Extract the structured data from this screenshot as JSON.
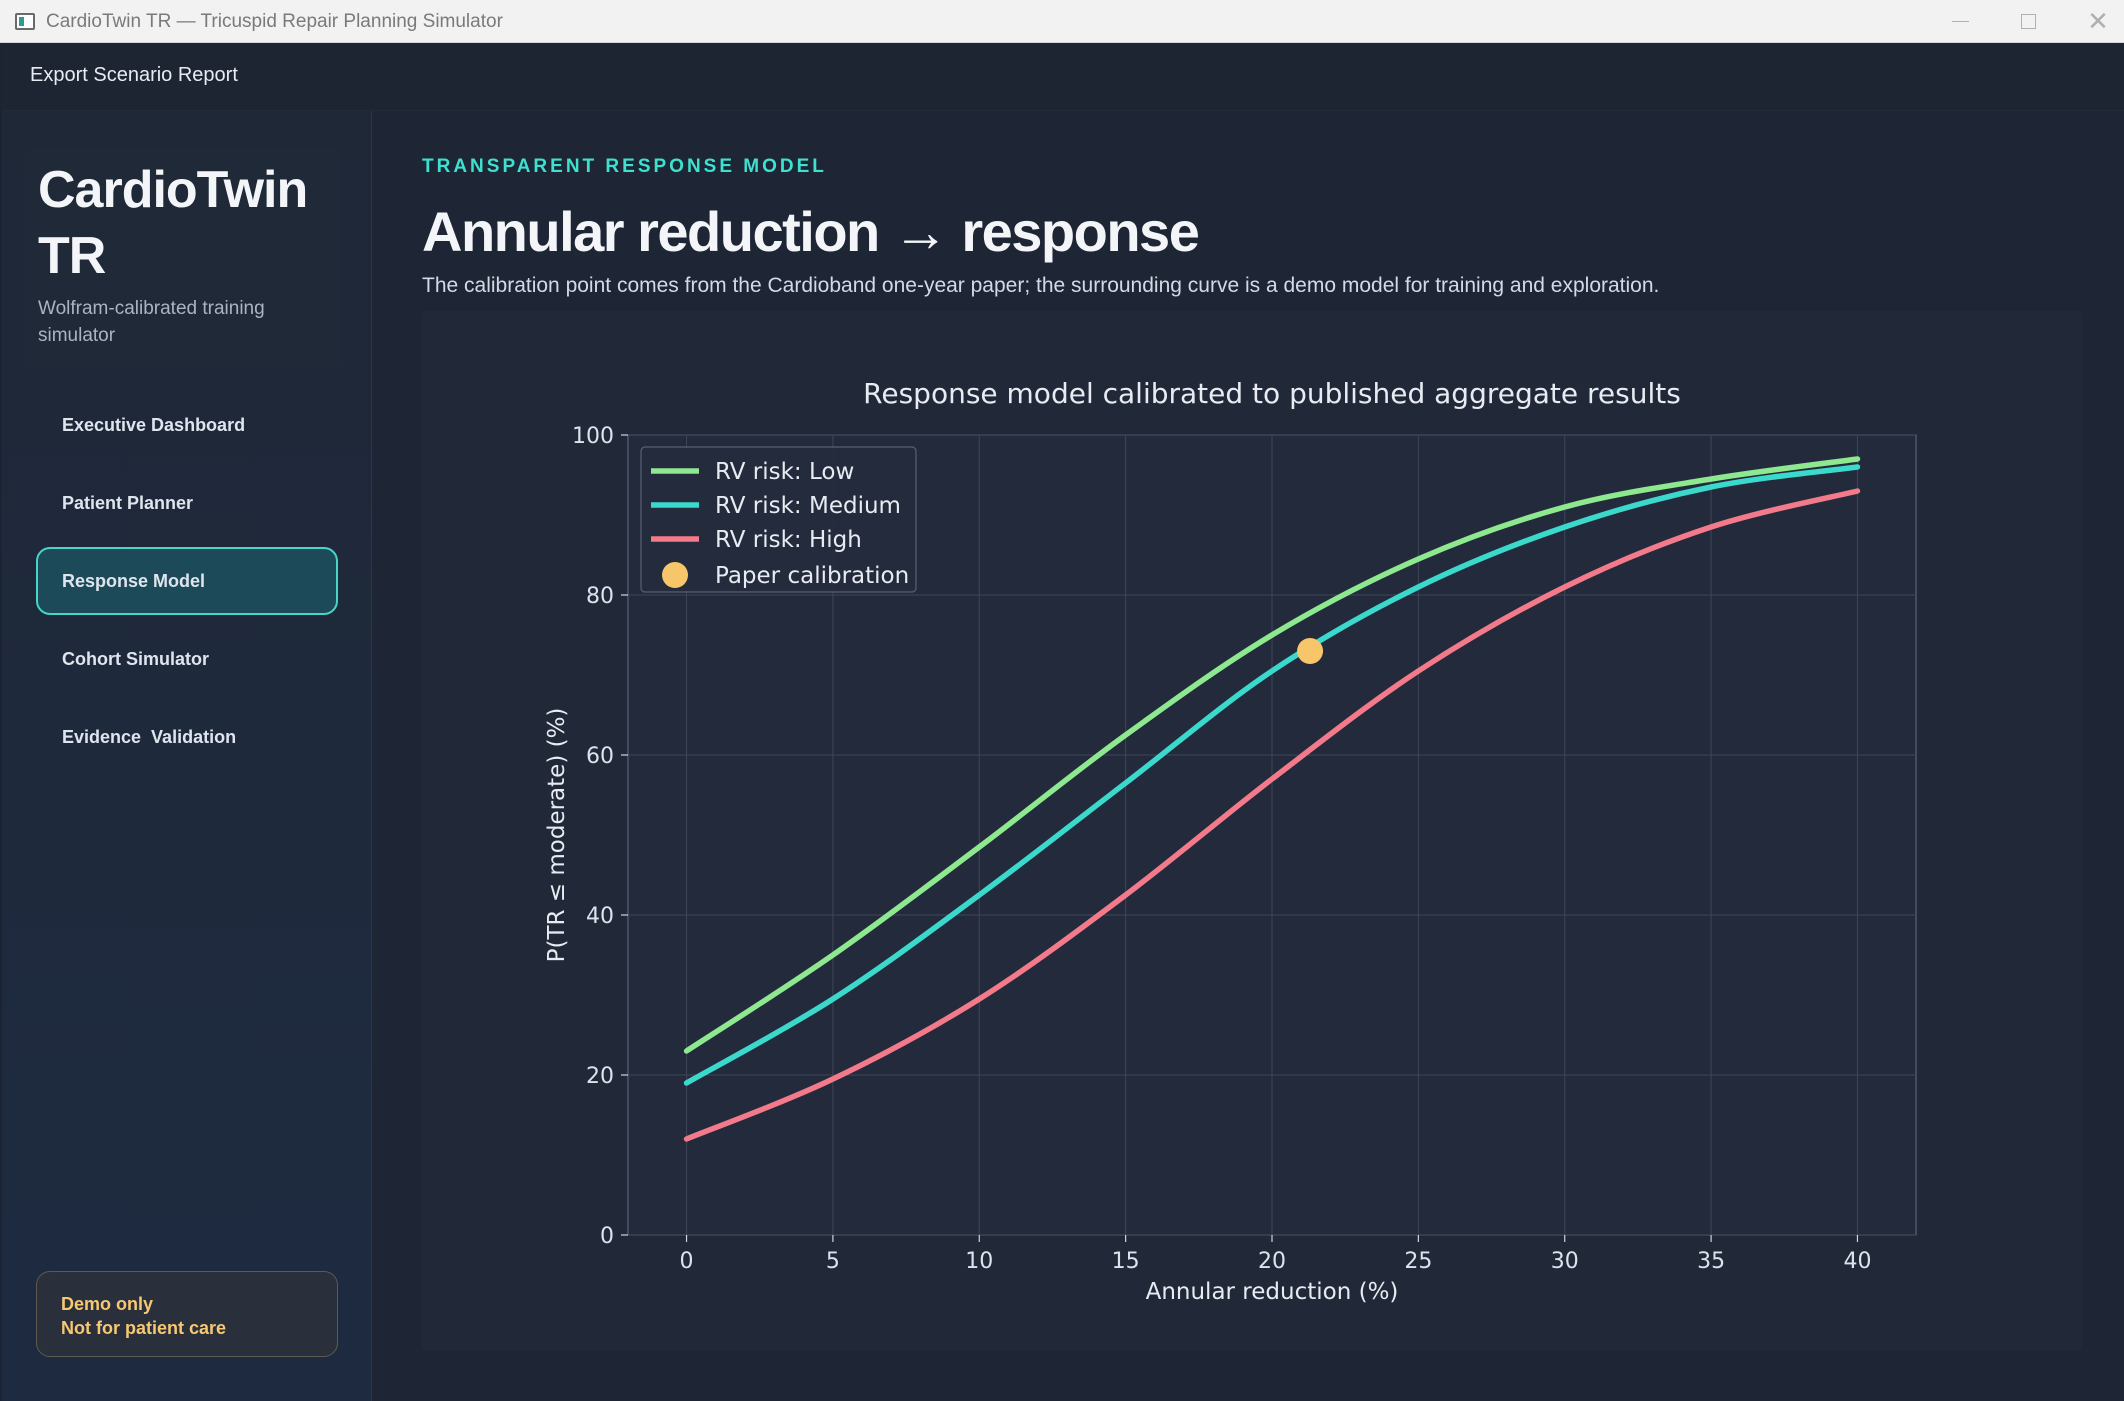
{
  "window": {
    "title": "CardioTwin TR — Tricuspid Repair Planning Simulator"
  },
  "toolbar": {
    "export_label": "Export Scenario Report"
  },
  "sidebar": {
    "brand_title": "CardioTwin TR",
    "brand_subtitle": "Wolfram-calibrated training simulator",
    "items": [
      {
        "label": "Executive Dashboard",
        "active": false
      },
      {
        "label": "Patient Planner",
        "active": false
      },
      {
        "label": "Response Model",
        "active": true
      },
      {
        "label": "Cohort Simulator",
        "active": false
      },
      {
        "label": "Evidence  Validation",
        "active": false
      }
    ],
    "badge": {
      "line1": "Demo only",
      "line2": "Not for patient care"
    }
  },
  "main": {
    "eyebrow": "TRANSPARENT RESPONSE MODEL",
    "heading": "Annular reduction → response",
    "description": "The calibration point comes from the Cardioband one-year paper; the surrounding curve is a demo model for training and exploration."
  },
  "chart_data": {
    "type": "line",
    "title": "Response model calibrated to published aggregate results",
    "xlabel": "Annular reduction (%)",
    "ylabel": "P(TR ≤ moderate) (%)",
    "xlim": [
      -2,
      42
    ],
    "ylim": [
      0,
      100
    ],
    "xticks": [
      0,
      5,
      10,
      15,
      20,
      25,
      30,
      35,
      40
    ],
    "yticks": [
      0,
      20,
      40,
      60,
      80,
      100
    ],
    "grid": true,
    "legend_position": "top-left",
    "x": [
      0,
      5,
      10,
      15,
      20,
      25,
      30,
      35,
      40
    ],
    "series": [
      {
        "name": "RV risk: Low",
        "color": "#8de88f",
        "values": [
          23,
          35,
          48.5,
          62.5,
          75,
          84.5,
          91,
          94.5,
          97
        ]
      },
      {
        "name": "RV risk: Medium",
        "color": "#3ad9cc",
        "values": [
          19,
          29.5,
          42.5,
          56.5,
          70.5,
          81,
          88.5,
          93.5,
          96
        ]
      },
      {
        "name": "RV risk: High",
        "color": "#f27a8a",
        "values": [
          12,
          19.5,
          29.5,
          42.5,
          57,
          70.5,
          81,
          88.5,
          93
        ]
      }
    ],
    "calibration_point": {
      "name": "Paper calibration",
      "x": 21.3,
      "y": 73,
      "color": "#f8c66a"
    }
  }
}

==============================

Problem:
Exclude every picture and copy the remaining data exactly.

Response to the exercise:
Extract the structured data from this screenshot as JSON.
{
  "window": {
    "title": "CardioTwin TR — Tricuspid Repair Planning Simulator"
  },
  "toolbar": {
    "export_label": "Export Scenario Report"
  },
  "sidebar": {
    "brand_title": "CardioTwin TR",
    "brand_subtitle": "Wolfram-calibrated training simulator",
    "items": [
      {
        "label": "Executive Dashboard",
        "active": false
      },
      {
        "label": "Patient Planner",
        "active": false
      },
      {
        "label": "Response Model",
        "active": true
      },
      {
        "label": "Cohort Simulator",
        "active": false
      },
      {
        "label": "Evidence  Validation",
        "active": false
      }
    ],
    "badge": {
      "line1": "Demo only",
      "line2": "Not for patient care"
    }
  },
  "main": {
    "eyebrow": "TRANSPARENT RESPONSE MODEL",
    "heading": "Annular reduction → response",
    "description": "The calibration point comes from the Cardioband one-year paper; the surrounding curve is a demo model for training and exploration."
  },
  "chart_data": {
    "type": "line",
    "title": "Response model calibrated to published aggregate results",
    "xlabel": "Annular reduction (%)",
    "ylabel": "P(TR ≤ moderate) (%)",
    "xlim": [
      -2,
      42
    ],
    "ylim": [
      0,
      100
    ],
    "xticks": [
      0,
      5,
      10,
      15,
      20,
      25,
      30,
      35,
      40
    ],
    "yticks": [
      0,
      20,
      40,
      60,
      80,
      100
    ],
    "grid": true,
    "legend_position": "top-left",
    "x": [
      0,
      5,
      10,
      15,
      20,
      25,
      30,
      35,
      40
    ],
    "series": [
      {
        "name": "RV risk: Low",
        "color": "#8de88f",
        "values": [
          23,
          35,
          48.5,
          62.5,
          75,
          84.5,
          91,
          94.5,
          97
        ]
      },
      {
        "name": "RV risk: Medium",
        "color": "#3ad9cc",
        "values": [
          19,
          29.5,
          42.5,
          56.5,
          70.5,
          81,
          88.5,
          93.5,
          96
        ]
      },
      {
        "name": "RV risk: High",
        "color": "#f27a8a",
        "values": [
          12,
          19.5,
          29.5,
          42.5,
          57,
          70.5,
          81,
          88.5,
          93
        ]
      }
    ],
    "calibration_point": {
      "name": "Paper calibration",
      "x": 21.3,
      "y": 73,
      "color": "#f8c66a"
    }
  }
}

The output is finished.